§ **What is asked**:
From the listing that follows, extract every line and set it down unaltered.

§ **Supplied data**:

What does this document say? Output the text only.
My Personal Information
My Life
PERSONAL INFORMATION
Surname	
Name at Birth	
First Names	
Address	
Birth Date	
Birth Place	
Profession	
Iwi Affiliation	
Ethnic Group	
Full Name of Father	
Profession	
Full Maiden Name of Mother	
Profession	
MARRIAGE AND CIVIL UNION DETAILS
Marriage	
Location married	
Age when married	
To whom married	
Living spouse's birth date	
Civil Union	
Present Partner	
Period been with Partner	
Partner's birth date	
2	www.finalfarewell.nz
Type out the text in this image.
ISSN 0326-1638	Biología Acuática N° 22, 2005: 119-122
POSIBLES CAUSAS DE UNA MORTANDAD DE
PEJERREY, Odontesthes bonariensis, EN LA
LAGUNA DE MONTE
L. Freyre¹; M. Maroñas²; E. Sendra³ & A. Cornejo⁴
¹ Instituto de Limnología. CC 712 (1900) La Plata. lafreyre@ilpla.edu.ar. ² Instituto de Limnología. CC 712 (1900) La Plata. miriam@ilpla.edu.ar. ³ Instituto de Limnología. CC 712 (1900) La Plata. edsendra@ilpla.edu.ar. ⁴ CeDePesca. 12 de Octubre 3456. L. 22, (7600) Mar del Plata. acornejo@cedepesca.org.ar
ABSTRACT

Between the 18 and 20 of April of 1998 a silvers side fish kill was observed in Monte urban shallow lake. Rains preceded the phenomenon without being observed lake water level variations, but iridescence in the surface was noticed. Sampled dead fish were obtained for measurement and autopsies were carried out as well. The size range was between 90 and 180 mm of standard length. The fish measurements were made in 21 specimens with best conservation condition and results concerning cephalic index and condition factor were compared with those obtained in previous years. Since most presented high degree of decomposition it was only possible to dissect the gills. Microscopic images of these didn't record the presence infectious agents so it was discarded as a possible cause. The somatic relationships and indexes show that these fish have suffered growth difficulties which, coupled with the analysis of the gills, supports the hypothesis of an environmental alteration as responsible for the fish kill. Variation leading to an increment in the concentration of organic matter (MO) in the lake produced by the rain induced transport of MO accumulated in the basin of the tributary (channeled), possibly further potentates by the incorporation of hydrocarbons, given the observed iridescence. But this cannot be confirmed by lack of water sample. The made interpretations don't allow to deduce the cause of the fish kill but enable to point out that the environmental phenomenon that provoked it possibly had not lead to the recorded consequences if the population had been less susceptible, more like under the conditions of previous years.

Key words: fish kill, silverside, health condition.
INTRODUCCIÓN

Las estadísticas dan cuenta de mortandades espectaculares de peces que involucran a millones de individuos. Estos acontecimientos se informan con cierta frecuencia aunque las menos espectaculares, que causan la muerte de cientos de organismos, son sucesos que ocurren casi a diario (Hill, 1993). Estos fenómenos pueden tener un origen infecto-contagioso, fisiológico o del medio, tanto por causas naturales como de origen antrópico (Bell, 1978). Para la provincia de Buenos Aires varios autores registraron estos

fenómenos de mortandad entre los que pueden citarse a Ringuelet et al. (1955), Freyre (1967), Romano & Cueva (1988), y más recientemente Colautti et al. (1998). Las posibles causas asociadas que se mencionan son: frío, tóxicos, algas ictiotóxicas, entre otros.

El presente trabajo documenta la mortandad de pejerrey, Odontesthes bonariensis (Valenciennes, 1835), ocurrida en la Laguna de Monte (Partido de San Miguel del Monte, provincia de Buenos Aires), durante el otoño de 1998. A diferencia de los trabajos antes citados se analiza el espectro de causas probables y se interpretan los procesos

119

§ **Result below**:
What does this document say? Output the text only.
My Personal Information
My Life
PERSONAL INFORMATION
Surname	
Name at Birth	
First Names	
Address	
Birth Date	
Birth Place	
Profession	
Iwi Affiliation	
Ethnic Group	
Full Name of Father	
Profession	
Full Maiden Name of Mother	
Profession	
MARRIAGE AND CIVIL UNION DETAILS
Marriage	
Location married	
Age when married	
To whom married	
Living spouse's birth date	
Civil Union	
Present Partner	
Period been with Partner	
Partner's birth date	
2	www.finalfarewell.nz
Type out the text in this image.
ISSN 0326-1638	Biología Acuática N° 22, 2005: 119-122
POSIBLES CAUSAS DE UNA MORTANDAD DE
PEJERREY, Odontesthes bonariensis, EN LA
LAGUNA DE MONTE
L. Freyre¹; M. Maroñas²; E. Sendra³ & A. Cornejo⁴
¹ Instituto de Limnología. CC 712 (1900) La Plata. lafreyre@ilpla.edu.ar. ² Instituto de Limnología. CC 712 (1900) La Plata. miriam@ilpla.edu.ar. ³ Instituto de Limnología. CC 712 (1900) La Plata. edsendra@ilpla.edu.ar. ⁴ CeDePesca. 12 de Octubre 3456. L. 22, (7600) Mar del Plata. acornejo@cedepesca.org.ar
ABSTRACT

Between the 18 and 20 of April of 1998 a silvers side fish kill was observed in Monte urban shallow lake. Rains preceded the phenomenon without being observed lake water level variations, but iridescence in the surface was noticed. Sampled dead fish were obtained for measurement and autopsies were carried out as well. The size range was between 90 and 180 mm of standard length. The fish measurements were made in 21 specimens with best conservation condition and results concerning cephalic index and condition factor were compared with those obtained in previous years. Since most presented high degree of decomposition it was only possible to dissect the gills. Microscopic images of these didn't record the presence infectious agents so it was discarded as a possible cause. The somatic relationships and indexes show that these fish have suffered growth difficulties which, coupled with the analysis of the gills, supports the hypothesis of an environmental alteration as responsible for the fish kill. Variation leading to an increment in the concentration of organic matter (MO) in the lake produced by the rain induced transport of MO accumulated in the basin of the tributary (channeled), possibly further potentates by the incorporation of hydrocarbons, given the observed iridescence. But this cannot be confirmed by lack of water sample. The made interpretations don't allow to deduce the cause of the fish kill but enable to point out that the environmental phenomenon that provoked it possibly had not lead to the recorded consequences if the population had been less susceptible, more like under the conditions of previous years.

Key words: fish kill, silverside, health condition.
INTRODUCCIÓN

Las estadísticas dan cuenta de mortandades espectaculares de peces que involucran a millones de individuos. Estos acontecimientos se informan con cierta frecuencia aunque las menos espectaculares, que causan la muerte de cientos de organismos, son sucesos que ocurren casi a diario (Hill, 1993). Estos fenómenos pueden tener un origen infecto-contagioso, fisiológico o del medio, tanto por causas naturales como de origen antrópico (Bell, 1978). Para la provincia de Buenos Aires varios autores registraron estos

fenómenos de mortandad entre los que pueden citarse a Ringuelet et al. (1955), Freyre (1967), Romano & Cueva (1988), y más recientemente Colautti et al. (1998). Las posibles causas asociadas que se mencionan son: frío, tóxicos, algas ictiotóxicas, entre otros.

El presente trabajo documenta la mortandad de pejerrey, Odontesthes bonariensis (Valenciennes, 1835), ocurrida en la Laguna de Monte (Partido de San Miguel del Monte, provincia de Buenos Aires), durante el otoño de 1998. A diferencia de los trabajos antes citados se analiza el espectro de causas probables y se interpretan los procesos

119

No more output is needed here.